======== ТЕКСТОВЫЙ ФРАГМЕНТ

Литмир - Электронная Библиотека

Вторая нить вилась – лагерная тема. А третья – тёмно-накалённая – антисемитизм. Московская творческая интеллигенция остро опасалась, чтобы новое гонение не стало противоеврейским, и этот сгущённый страх вошёл и в этот зал во многих грудях, и хорошо известен был ЦК. Ильичёв хоть и час говорил, а тему эту обминул, но Никита ещё в репликах высказал: неправильно «Бабий Яр» написан, будто Гитлер одних евреев истреблял, а славян он истребил ещё больше. Есть ли у нас сейчас антисемитизм в стране? Нет! А – был ли? В первые годы советской власти процентный перевес евреев был хотя и очень понятен, но антисемитизм – вызывал. А Шостакович, написав на стихотворение Евтушенко симфонию, совершил работу вредную. (Но – мягко Шостаковичу: «Я вас уважаю. Я думаю, что вы ошибаетесь».) И даже Грибачёву (хотя уж как поддержанному аппаратом) пришлось оправдываться, что он не антисемит. И когда затем выступали Евтушенко и Эренбург, то самим фактом выступления и собою – напоминали, что позиций так не отдадут.

================
======== ВХОДНЫЕ ДАННЫЕ

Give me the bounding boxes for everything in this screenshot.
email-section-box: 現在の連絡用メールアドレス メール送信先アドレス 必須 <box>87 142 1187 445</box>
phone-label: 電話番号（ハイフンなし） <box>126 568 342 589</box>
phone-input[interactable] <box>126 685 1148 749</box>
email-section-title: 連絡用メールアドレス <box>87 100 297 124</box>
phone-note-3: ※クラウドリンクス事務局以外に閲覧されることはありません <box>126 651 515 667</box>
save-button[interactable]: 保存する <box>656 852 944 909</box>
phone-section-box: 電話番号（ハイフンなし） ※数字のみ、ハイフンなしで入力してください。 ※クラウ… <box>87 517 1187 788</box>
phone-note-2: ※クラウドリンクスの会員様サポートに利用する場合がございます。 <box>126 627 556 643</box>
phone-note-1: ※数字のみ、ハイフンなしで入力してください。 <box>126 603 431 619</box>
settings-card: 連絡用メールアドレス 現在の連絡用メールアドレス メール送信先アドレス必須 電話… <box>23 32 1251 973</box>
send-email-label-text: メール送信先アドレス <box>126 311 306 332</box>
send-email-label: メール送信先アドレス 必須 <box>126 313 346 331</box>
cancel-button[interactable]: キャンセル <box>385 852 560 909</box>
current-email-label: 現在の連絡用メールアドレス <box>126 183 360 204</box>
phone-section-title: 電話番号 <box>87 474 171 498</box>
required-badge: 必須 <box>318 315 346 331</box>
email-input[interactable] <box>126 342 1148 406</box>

================

ПИСЬМЕННОЕ ЗАДАНИЕ 1:
Перепишите весь листинг целиком, заменив каждое вхождение "interactable" на "clickable"; остальное сохраните без изменений.
ПИСЬМЕННОЕ ЗАДАНИЕ 2:
Продолжите фрагмент о теме антисемитизма на встрече с творческой интеллигенцией, начав сразу после его последнего предложения.
Фрагмент и листинг не связаны между собой и рассматриваются отдельно.

РЕЗУЛЬТАТ ВЫПОЛНЕНИЯ 1:
Give me the bounding boxes for everything in this screenshot.
email-section-box: 現在の連絡用メールアドレス メール送信先アドレス 必須 <box>87 142 1187 445</box>
phone-label: 電話番号（ハイフンなし） <box>126 568 342 589</box>
phone-input[clickable] <box>126 685 1148 749</box>
email-section-title: 連絡用メールアドレス <box>87 100 297 124</box>
phone-note-3: ※クラウドリンクス事務局以外に閲覧されることはありません <box>126 651 515 667</box>
save-button[clickable]: 保存する <box>656 852 944 909</box>
phone-section-box: 電話番号（ハイフンなし） ※数字のみ、ハイフンなしで入力してください。 ※クラウ… <box>87 517 1187 788</box>
phone-note-2: ※クラウドリンクスの会員様サポートに利用する場合がございます。 <box>126 627 556 643</box>
phone-note-1: ※数字のみ、ハイフンなしで入力してください。 <box>126 603 431 619</box>
settings-card: 連絡用メールアドレス 現在の連絡用メールアドレス メール送信先アドレス必須 電話… <box>23 32 1251 973</box>
send-email-label-text: メール送信先アドレス <box>126 311 306 332</box>
send-email-label: メール送信先アドレス 必須 <box>126 313 346 331</box>
cancel-button[clickable]: キャンセル <box>385 852 560 909</box>
current-email-label: 現在の連絡用メールアドレス <box>126 183 360 204</box>
phone-section-title: 電話番号 <box>87 474 171 498</box>
required-badge: 必須 <box>318 315 346 331</box>
email-input[clickable] <box>126 342 1148 406</box>

РЕЗУЛЬТАТ ВЫПОЛНЕНИЯ 2:
Евтушенко находился (он ещё этого не знал) на последнем докате своей гремящей роли и славы, дальше предстоял спад. Если уверенность Грибачёва крепла на поддержке власти, то Евтушенко держался именно самоуверенно, повышенно значительно, театрально (и Твардовский сказал мне по соседству: «Ведь не ты же выступаешь, а почему-то неловко»). Не обошёлся он и без театрализованных басен – как он сейчас разговаривал с таксёром, по пути сюда (любимый сюжет городских щелкопёров), или как приходил в их семью освободившийся зэк и рассказывал о преданности ленинизму его деда, умершего в лагере, – и голос Евтушенко содрагивал сочувствием. Осмелился судить о Сталине – что он, «может быть, даже иногда верил коммунизму» (Хрущёв горячо поправил: «Сталин был предан коммунизму всей душой! но вот – как он его строил…»). Осмелился назвать догматизм также формой ревизионизма – и отсюда сделал самый смелый выпад: «А сколько на выставке было бездарно-догматических картин? Никита Сергеич, вот ваш там портрет – плохой!» (Это тогда – очень дерзко звучало, хотя уверен был Евтушенко, что на личное Хрущёв не обидится.)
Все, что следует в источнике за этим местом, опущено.